======== Exercise materials
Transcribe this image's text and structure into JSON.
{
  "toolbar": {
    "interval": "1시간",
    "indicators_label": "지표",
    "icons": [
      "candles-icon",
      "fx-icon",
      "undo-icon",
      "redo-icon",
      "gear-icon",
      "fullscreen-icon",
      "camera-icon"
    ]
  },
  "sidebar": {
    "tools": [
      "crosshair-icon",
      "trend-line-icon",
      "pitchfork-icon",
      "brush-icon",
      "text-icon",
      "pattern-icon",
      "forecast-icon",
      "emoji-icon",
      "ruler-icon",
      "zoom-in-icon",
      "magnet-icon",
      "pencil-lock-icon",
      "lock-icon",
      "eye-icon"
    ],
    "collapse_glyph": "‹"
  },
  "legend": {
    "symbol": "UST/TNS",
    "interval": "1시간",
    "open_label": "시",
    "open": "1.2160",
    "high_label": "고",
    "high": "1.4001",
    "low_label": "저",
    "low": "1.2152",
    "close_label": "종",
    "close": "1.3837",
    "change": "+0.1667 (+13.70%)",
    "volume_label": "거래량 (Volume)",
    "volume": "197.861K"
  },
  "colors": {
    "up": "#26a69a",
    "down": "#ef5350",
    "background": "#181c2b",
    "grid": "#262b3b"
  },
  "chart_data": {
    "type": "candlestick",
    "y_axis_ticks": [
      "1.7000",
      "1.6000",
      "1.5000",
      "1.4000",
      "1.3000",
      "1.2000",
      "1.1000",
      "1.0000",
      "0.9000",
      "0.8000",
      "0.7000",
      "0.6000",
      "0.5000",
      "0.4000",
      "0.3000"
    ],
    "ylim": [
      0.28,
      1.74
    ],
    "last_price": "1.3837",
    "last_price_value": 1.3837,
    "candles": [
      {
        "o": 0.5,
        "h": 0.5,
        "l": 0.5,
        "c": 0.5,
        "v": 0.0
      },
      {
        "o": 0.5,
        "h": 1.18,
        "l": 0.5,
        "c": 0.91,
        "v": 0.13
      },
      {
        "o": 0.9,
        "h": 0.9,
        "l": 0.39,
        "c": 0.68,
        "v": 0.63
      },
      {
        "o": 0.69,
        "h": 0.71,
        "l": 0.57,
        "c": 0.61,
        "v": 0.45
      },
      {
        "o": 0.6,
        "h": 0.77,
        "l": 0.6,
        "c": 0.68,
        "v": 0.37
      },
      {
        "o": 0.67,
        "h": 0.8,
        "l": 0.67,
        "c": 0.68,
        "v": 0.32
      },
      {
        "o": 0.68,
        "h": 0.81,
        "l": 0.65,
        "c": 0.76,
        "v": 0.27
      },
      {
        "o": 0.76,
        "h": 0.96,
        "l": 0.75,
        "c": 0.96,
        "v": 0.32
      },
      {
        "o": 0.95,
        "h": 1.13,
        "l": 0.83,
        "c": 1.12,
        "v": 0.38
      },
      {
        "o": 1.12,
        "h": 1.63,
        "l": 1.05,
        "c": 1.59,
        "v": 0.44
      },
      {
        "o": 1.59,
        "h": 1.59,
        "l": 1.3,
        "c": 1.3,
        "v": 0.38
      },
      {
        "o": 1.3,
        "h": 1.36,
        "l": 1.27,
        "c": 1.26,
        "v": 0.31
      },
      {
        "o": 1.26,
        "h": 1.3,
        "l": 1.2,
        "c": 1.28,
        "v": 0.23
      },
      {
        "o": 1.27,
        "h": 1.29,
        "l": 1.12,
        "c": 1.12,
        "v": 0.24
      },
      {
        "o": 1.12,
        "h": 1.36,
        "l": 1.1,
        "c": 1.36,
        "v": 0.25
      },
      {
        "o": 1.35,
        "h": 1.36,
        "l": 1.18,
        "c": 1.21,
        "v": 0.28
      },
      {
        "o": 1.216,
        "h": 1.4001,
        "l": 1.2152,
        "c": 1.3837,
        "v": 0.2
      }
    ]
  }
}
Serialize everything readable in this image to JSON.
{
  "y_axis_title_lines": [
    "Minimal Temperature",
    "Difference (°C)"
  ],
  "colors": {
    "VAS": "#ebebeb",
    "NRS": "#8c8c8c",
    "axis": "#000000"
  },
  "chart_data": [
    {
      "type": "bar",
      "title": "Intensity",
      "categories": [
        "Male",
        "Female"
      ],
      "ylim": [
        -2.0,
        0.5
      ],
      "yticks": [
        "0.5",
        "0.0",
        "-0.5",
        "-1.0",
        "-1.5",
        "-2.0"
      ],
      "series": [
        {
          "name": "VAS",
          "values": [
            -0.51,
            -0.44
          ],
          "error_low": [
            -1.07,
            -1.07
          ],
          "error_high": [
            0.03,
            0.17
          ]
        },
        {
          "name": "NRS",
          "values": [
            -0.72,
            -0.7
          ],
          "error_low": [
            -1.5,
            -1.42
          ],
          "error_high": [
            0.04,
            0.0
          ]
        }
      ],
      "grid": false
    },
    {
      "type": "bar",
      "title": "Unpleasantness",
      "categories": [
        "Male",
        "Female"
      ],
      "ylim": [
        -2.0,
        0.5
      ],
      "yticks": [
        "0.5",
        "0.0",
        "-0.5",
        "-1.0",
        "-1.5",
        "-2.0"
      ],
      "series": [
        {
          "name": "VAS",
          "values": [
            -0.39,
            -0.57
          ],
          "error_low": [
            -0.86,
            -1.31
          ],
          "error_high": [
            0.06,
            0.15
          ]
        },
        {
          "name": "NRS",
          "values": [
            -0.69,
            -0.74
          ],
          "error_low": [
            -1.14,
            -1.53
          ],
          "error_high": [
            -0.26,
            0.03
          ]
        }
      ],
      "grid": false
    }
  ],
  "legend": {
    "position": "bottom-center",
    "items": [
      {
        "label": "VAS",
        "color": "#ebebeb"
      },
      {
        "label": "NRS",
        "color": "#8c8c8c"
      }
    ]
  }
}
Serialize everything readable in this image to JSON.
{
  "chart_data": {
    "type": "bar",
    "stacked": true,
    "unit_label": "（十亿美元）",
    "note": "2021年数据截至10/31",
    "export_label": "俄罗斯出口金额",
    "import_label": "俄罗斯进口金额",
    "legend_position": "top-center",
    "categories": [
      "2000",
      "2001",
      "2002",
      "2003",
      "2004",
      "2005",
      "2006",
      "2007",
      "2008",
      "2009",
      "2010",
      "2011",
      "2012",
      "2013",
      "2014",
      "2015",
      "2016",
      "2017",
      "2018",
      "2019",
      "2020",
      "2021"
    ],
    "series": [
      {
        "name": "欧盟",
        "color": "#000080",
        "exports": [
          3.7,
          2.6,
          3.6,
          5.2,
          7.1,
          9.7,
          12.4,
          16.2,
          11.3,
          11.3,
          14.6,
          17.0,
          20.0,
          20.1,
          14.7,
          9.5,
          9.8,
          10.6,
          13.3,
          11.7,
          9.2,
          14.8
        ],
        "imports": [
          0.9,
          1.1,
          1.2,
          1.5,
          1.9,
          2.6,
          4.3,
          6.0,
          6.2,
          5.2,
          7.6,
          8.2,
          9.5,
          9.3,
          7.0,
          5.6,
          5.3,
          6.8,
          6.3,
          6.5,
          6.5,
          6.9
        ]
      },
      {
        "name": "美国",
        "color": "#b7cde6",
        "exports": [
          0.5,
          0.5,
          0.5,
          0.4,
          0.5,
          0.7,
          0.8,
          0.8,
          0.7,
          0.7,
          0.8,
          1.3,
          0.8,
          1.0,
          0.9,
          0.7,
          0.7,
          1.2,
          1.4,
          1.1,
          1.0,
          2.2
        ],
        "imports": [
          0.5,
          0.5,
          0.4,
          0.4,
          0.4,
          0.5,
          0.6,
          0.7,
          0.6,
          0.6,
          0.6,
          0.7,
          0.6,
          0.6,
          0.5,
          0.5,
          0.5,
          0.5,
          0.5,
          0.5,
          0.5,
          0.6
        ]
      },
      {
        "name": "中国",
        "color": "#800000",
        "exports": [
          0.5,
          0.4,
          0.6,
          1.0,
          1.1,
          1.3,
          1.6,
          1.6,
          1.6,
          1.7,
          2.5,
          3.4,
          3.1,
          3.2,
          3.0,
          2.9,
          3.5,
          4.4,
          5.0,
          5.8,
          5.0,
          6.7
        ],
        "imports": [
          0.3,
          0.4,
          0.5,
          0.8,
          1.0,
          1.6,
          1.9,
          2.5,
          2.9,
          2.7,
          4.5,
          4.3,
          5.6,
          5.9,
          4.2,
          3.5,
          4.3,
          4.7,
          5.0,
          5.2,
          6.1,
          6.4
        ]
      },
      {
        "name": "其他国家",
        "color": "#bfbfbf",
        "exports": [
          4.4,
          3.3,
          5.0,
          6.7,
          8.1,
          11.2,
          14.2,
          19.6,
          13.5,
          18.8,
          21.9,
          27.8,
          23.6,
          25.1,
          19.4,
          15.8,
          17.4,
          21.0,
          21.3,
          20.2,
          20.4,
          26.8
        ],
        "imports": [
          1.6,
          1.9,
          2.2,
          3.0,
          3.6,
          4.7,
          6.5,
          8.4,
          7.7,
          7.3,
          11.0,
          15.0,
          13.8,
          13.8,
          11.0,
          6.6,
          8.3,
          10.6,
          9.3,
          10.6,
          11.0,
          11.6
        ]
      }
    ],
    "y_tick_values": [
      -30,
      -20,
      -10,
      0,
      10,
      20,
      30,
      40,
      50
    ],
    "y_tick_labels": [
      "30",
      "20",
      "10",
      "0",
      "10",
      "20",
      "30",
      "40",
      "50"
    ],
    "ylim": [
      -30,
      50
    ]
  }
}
================
> _Task statement_
Count up the lines in the listing that hold the word "center", and give that number only.

> _Task answer_
2